— Start Supplied records —

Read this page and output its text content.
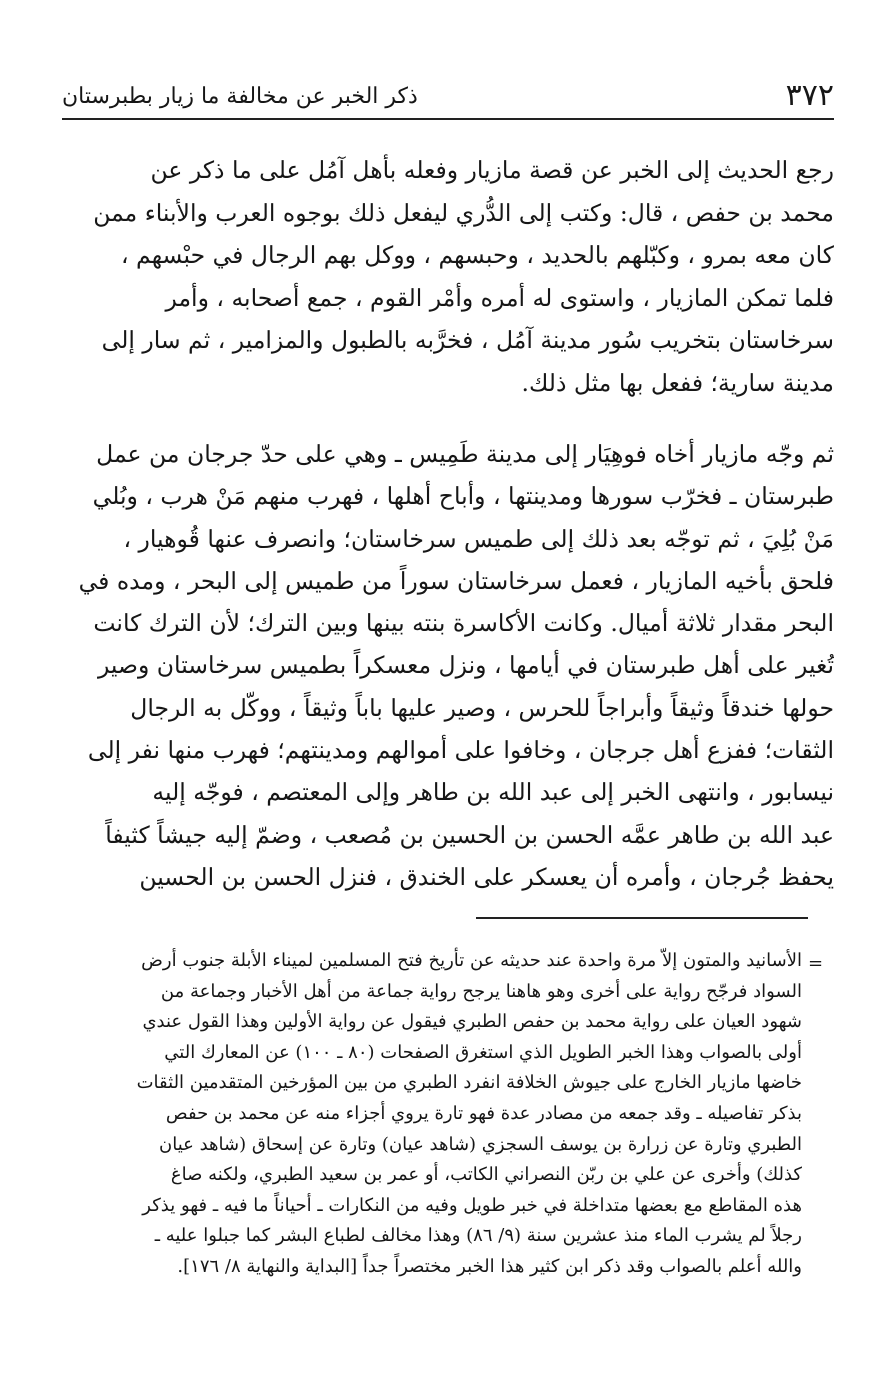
٣٧٢
ذكر الخبر عن مخالفة ما زيار بطبرستان

رجع الحديث إلى الخبر عن قصة مازيار وفعله بأهل آمُل على ما ذكر عن
محمد بن حفص ، قال: وكتب إلى الدُّري ليفعل ذلك بوجوه العرب والأبناء ممن
كان معه بمرو ، وكبّلهم بالحديد ، وحبسهم ، ووكل بهم الرجال في حبْسهم ،
فلما تمكن المازيار ، واستوى له أمره وأمْر القوم ، جمع أصحابه ، وأمر
سرخاستان بتخريب سُور مدينة آمُل ، فخرَّبه بالطبول والمزامير ، ثم سار إلى
مدينة سارية؛ ففعل بها مثل ذلك.

ثم وجّه مازيار أخاه فوهِيَار إلى مدينة طَمِيس ـ وهي على حدّ جرجان من عمل
طبرستان ـ فخرّب سورها ومدينتها ، وأباح أهلها ، فهرب منهم مَنْ هرب ، وبُلي
مَنْ بُلِيَ ، ثم توجّه بعد ذلك إلى طميس سرخاستان؛ وانصرف عنها قُوهيار ،
فلحق بأخيه المازيار ، فعمل سرخاستان سوراً من طميس إلى البحر ، ومده في
البحر مقدار ثلاثة أميال. وكانت الأكاسرة بنته بينها وبين الترك؛ لأن الترك كانت
تُغير على أهل طبرستان في أيامها ، ونزل معسكراً بطميس سرخاستان وصير
حولها خندقاً وثيقاً وأبراجاً للحرس ، وصير عليها باباً وثيقاً ، ووكّل به الرجال
الثقات؛ ففزع أهل جرجان ، وخافوا على أموالهم ومدينتهم؛ فهرب منها نفر إلى
نيسابور ، وانتهى الخبر إلى عبد الله بن طاهر وإلى المعتصم ، فوجّه إليه
عبد الله بن طاهر عمَّه الحسن بن الحسين بن مُصعب ، وضمّ إليه جيشاً كثيفاً
يحفظ جُرجان ، وأمره أن يعسكر على الخندق ، فنزل الحسن بن الحسين

=

الأسانيد والمتون إلاّ مرة واحدة عند حديثه عن تأريخ فتح المسلمين لميناء الأبلة جنوب أرض
السواد فرجّح رواية على أخرى وهو هاهنا يرجح رواية جماعة من أهل الأخبار وجماعة من
شهود العيان على رواية محمد بن حفص الطبري فيقول عن رواية الأولين وهذا القول عندي
أولى بالصواب وهذا الخبر الطويل الذي استغرق الصفحات (٨٠ ـ ١٠٠) عن المعارك التي
خاضها مازيار الخارج على جيوش الخلافة انفرد الطبري من بين المؤرخين المتقدمين الثقات
بذكر تفاصيله ـ وقد جمعه من مصادر عدة فهو تارة يروي أجزاء منه عن محمد بن حفص
الطبري وتارة عن زرارة بن يوسف السجزي (شاهد عيان) وتارة عن إسحاق (شاهد عيان
كذلك) وأخرى عن علي بن ربّن النصراني الكاتب، أو عمر بن سعيد الطبري، ولكنه صاغ
هذه المقاطع مع بعضها متداخلة في خبر طويل وفيه من النكارات ـ أحياناً ما فيه ـ فهو يذكر
رجلاً لم يشرب الماء منذ عشرين سنة (٩/ ٨٦) وهذا مخالف لطباع البشر كما جبلوا عليه ـ
والله أعلم بالصواب وقد ذكر ابن كثير هذا الخبر مختصراً جداً [البداية والنهاية ٨/ ١٧٦].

— End Supplied records —

## Problem to solve
Leave the pictures out and reproduce each record exactly as written.

## Answer to this exercise
Read this page and output its text content.
٣٧٢
ذكر الخبر عن مخالفة ما زيار بطبرستان

رجع الحديث إلى الخبر عن قصة مازيار وفعله بأهل آمُل على ما ذكر عن
محمد بن حفص ، قال: وكتب إلى الدُّري ليفعل ذلك بوجوه العرب والأبناء ممن
كان معه بمرو ، وكبّلهم بالحديد ، وحبسهم ، ووكل بهم الرجال في حبْسهم ،
فلما تمكن المازيار ، واستوى له أمره وأمْر القوم ، جمع أصحابه ، وأمر
سرخاستان بتخريب سُور مدينة آمُل ، فخرَّبه بالطبول والمزامير ، ثم سار إلى
مدينة سارية؛ ففعل بها مثل ذلك.

ثم وجّه مازيار أخاه فوهِيَار إلى مدينة طَمِيس ـ وهي على حدّ جرجان من عمل
طبرستان ـ فخرّب سورها ومدينتها ، وأباح أهلها ، فهرب منهم مَنْ هرب ، وبُلي
مَنْ بُلِيَ ، ثم توجّه بعد ذلك إلى طميس سرخاستان؛ وانصرف عنها قُوهيار ،
فلحق بأخيه المازيار ، فعمل سرخاستان سوراً من طميس إلى البحر ، ومده في
البحر مقدار ثلاثة أميال. وكانت الأكاسرة بنته بينها وبين الترك؛ لأن الترك كانت
تُغير على أهل طبرستان في أيامها ، ونزل معسكراً بطميس سرخاستان وصير
حولها خندقاً وثيقاً وأبراجاً للحرس ، وصير عليها باباً وثيقاً ، ووكّل به الرجال
الثقات؛ ففزع أهل جرجان ، وخافوا على أموالهم ومدينتهم؛ فهرب منها نفر إلى
نيسابور ، وانتهى الخبر إلى عبد الله بن طاهر وإلى المعتصم ، فوجّه إليه
عبد الله بن طاهر عمَّه الحسن بن الحسين بن مُصعب ، وضمّ إليه جيشاً كثيفاً
يحفظ جُرجان ، وأمره أن يعسكر على الخندق ، فنزل الحسن بن الحسين

=

الأسانيد والمتون إلاّ مرة واحدة عند حديثه عن تأريخ فتح المسلمين لميناء الأبلة جنوب أرض
السواد فرجّح رواية على أخرى وهو هاهنا يرجح رواية جماعة من أهل الأخبار وجماعة من
شهود العيان على رواية محمد بن حفص الطبري فيقول عن رواية الأولين وهذا القول عندي
أولى بالصواب وهذا الخبر الطويل الذي استغرق الصفحات (٨٠ ـ ١٠٠) عن المعارك التي
خاضها مازيار الخارج على جيوش الخلافة انفرد الطبري من بين المؤرخين المتقدمين الثقات
بذكر تفاصيله ـ وقد جمعه من مصادر عدة فهو تارة يروي أجزاء منه عن محمد بن حفص
الطبري وتارة عن زرارة بن يوسف السجزي (شاهد عيان) وتارة عن إسحاق (شاهد عيان
كذلك) وأخرى عن علي بن ربّن النصراني الكاتب، أو عمر بن سعيد الطبري، ولكنه صاغ
هذه المقاطع مع بعضها متداخلة في خبر طويل وفيه من النكارات ـ أحياناً ما فيه ـ فهو يذكر
رجلاً لم يشرب الماء منذ عشرين سنة (٩/ ٨٦) وهذا مخالف لطباع البشر كما جبلوا عليه ـ
والله أعلم بالصواب وقد ذكر ابن كثير هذا الخبر مختصراً جداً [البداية والنهاية ٨/ ١٧٦].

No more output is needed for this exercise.